=== What the exercise asks ===
Each entry below is to be duplicated verbatim.

=== Records supplied ===
★ ★ ★
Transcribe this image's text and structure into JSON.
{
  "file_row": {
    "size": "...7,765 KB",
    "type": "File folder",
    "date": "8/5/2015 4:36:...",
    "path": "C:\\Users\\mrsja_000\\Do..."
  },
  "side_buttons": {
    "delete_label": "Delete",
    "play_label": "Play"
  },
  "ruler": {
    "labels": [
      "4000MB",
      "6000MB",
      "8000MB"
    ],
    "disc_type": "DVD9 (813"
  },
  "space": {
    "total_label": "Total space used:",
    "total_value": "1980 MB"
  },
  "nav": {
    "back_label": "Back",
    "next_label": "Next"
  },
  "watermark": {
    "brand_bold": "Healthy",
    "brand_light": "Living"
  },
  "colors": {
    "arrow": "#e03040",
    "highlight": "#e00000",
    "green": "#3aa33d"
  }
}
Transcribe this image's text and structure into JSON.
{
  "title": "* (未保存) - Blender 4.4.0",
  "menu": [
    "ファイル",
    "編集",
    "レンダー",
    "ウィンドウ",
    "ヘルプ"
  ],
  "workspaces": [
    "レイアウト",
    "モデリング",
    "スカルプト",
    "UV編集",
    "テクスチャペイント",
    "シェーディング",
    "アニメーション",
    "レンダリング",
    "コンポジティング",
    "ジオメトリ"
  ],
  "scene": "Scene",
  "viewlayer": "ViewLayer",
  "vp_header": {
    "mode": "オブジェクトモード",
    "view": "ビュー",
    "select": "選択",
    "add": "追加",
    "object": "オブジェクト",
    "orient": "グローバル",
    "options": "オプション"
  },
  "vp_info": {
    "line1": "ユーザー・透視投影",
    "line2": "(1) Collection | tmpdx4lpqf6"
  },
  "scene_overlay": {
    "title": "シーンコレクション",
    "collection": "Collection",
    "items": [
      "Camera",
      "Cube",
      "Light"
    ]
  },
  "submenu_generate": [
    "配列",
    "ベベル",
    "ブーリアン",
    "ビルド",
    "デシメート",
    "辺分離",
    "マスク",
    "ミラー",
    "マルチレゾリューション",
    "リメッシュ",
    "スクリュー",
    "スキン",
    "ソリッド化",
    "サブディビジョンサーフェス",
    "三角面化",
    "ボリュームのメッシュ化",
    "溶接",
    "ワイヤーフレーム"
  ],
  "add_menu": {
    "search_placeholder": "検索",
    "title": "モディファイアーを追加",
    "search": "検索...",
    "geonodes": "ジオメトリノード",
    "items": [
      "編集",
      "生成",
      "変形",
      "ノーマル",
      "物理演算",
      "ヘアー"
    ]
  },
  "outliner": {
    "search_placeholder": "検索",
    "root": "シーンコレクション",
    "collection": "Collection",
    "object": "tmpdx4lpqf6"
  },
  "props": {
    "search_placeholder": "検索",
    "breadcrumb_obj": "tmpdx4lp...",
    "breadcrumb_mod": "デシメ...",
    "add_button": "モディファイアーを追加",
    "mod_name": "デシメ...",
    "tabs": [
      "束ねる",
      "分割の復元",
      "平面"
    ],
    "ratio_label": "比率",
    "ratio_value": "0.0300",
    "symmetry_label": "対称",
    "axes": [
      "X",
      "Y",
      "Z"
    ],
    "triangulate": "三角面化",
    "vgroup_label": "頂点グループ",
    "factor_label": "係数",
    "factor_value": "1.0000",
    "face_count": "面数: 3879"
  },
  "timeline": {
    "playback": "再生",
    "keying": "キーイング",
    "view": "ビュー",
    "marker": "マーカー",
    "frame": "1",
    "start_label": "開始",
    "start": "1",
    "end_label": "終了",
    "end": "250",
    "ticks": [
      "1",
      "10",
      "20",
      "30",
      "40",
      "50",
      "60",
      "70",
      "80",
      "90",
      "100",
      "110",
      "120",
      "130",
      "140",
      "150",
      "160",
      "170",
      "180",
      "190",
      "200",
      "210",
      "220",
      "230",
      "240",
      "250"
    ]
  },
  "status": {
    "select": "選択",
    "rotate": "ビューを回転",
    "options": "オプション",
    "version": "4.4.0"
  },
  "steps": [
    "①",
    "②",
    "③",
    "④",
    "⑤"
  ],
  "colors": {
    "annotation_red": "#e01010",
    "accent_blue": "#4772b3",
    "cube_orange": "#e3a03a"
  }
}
★ ★ ★
=== Result of the task ===
Transcribe this image's text and structure into JSON.
{
  "file_row": {
    "size": "...7,765 KB",
    "type": "File folder",
    "date": "8/5/2015 4:36:...",
    "path": "C:\\Users\\mrsja_000\\Do..."
  },
  "side_buttons": {
    "delete_label": "Delete",
    "play_label": "Play"
  },
  "ruler": {
    "labels": [
      "4000MB",
      "6000MB",
      "8000MB"
    ],
    "disc_type": "DVD9 (813"
  },
  "space": {
    "total_label": "Total space used:",
    "total_value": "1980 MB"
  },
  "nav": {
    "back_label": "Back",
    "next_label": "Next"
  },
  "watermark": {
    "brand_bold": "Healthy",
    "brand_light": "Living"
  },
  "colors": {
    "arrow": "#e03040",
    "highlight": "#e00000",
    "green": "#3aa33d"
  }
}
Transcribe this image's text and structure into JSON.
{
  "title": "* (未保存) - Blender 4.4.0",
  "menu": [
    "ファイル",
    "編集",
    "レンダー",
    "ウィンドウ",
    "ヘルプ"
  ],
  "workspaces": [
    "レイアウト",
    "モデリング",
    "スカルプト",
    "UV編集",
    "テクスチャペイント",
    "シェーディング",
    "アニメーション",
    "レンダリング",
    "コンポジティング",
    "ジオメトリ"
  ],
  "scene": "Scene",
  "viewlayer": "ViewLayer",
  "vp_header": {
    "mode": "オブジェクトモード",
    "view": "ビュー",
    "select": "選択",
    "add": "追加",
    "object": "オブジェクト",
    "orient": "グローバル",
    "options": "オプション"
  },
  "vp_info": {
    "line1": "ユーザー・透視投影",
    "line2": "(1) Collection | tmpdx4lpqf6"
  },
  "scene_overlay": {
    "title": "シーンコレクション",
    "collection": "Collection",
    "items": [
      "Camera",
      "Cube",
      "Light"
    ]
  },
  "submenu_generate": [
    "配列",
    "ベベル",
    "ブーリアン",
    "ビルド",
    "デシメート",
    "辺分離",
    "マスク",
    "ミラー",
    "マルチレゾリューション",
    "リメッシュ",
    "スクリュー",
    "スキン",
    "ソリッド化",
    "サブディビジョンサーフェス",
    "三角面化",
    "ボリュームのメッシュ化",
    "溶接",
    "ワイヤーフレーム"
  ],
  "add_menu": {
    "search_placeholder": "検索",
    "title": "モディファイアーを追加",
    "search": "検索...",
    "geonodes": "ジオメトリノード",
    "items": [
      "編集",
      "生成",
      "変形",
      "ノーマル",
      "物理演算",
      "ヘアー"
    ]
  },
  "outliner": {
    "search_placeholder": "検索",
    "root": "シーンコレクション",
    "collection": "Collection",
    "object": "tmpdx4lpqf6"
  },
  "props": {
    "search_placeholder": "検索",
    "breadcrumb_obj": "tmpdx4lp...",
    "breadcrumb_mod": "デシメ...",
    "add_button": "モディファイアーを追加",
    "mod_name": "デシメ...",
    "tabs": [
      "束ねる",
      "分割の復元",
      "平面"
    ],
    "ratio_label": "比率",
    "ratio_value": "0.0300",
    "symmetry_label": "対称",
    "axes": [
      "X",
      "Y",
      "Z"
    ],
    "triangulate": "三角面化",
    "vgroup_label": "頂点グループ",
    "factor_label": "係数",
    "factor_value": "1.0000",
    "face_count": "面数: 3879"
  },
  "timeline": {
    "playback": "再生",
    "keying": "キーイング",
    "view": "ビュー",
    "marker": "マーカー",
    "frame": "1",
    "start_label": "開始",
    "start": "1",
    "end_label": "終了",
    "end": "250",
    "ticks": [
      "1",
      "10",
      "20",
      "30",
      "40",
      "50",
      "60",
      "70",
      "80",
      "90",
      "100",
      "110",
      "120",
      "130",
      "140",
      "150",
      "160",
      "170",
      "180",
      "190",
      "200",
      "210",
      "220",
      "230",
      "240",
      "250"
    ]
  },
  "status": {
    "select": "選択",
    "rotate": "ビューを回転",
    "options": "オプション",
    "version": "4.4.0"
  },
  "steps": [
    "①",
    "②",
    "③",
    "④",
    "⑤"
  ],
  "colors": {
    "annotation_red": "#e01010",
    "accent_blue": "#4772b3",
    "cube_orange": "#e3a03a"
  }
}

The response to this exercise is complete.